Aim of the exercise → Count the lines below that include the word "Turn" and write that number alone.

Stored data
------------------------------------------------

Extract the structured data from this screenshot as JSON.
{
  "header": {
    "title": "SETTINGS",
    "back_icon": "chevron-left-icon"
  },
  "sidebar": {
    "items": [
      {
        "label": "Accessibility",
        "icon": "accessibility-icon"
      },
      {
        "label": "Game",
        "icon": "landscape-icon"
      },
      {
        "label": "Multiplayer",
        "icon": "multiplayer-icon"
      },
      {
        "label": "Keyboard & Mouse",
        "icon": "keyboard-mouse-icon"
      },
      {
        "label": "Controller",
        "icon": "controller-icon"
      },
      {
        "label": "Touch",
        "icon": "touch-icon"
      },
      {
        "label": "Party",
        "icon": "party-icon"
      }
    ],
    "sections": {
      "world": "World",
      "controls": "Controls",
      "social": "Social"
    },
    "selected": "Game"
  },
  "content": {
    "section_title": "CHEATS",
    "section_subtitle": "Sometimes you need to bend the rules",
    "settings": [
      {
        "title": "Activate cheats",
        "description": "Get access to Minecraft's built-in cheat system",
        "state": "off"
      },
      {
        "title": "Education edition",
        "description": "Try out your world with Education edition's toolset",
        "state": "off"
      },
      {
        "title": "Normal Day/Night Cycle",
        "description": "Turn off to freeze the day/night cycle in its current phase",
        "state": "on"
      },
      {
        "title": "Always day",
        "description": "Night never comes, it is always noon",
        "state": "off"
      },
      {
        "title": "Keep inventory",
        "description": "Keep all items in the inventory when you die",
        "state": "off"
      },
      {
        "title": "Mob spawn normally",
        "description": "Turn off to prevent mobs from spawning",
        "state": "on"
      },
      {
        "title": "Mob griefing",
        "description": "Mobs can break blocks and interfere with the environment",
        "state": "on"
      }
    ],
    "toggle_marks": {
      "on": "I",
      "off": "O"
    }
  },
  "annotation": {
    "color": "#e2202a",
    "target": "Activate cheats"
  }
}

------------------------------------------------

Solution below → 2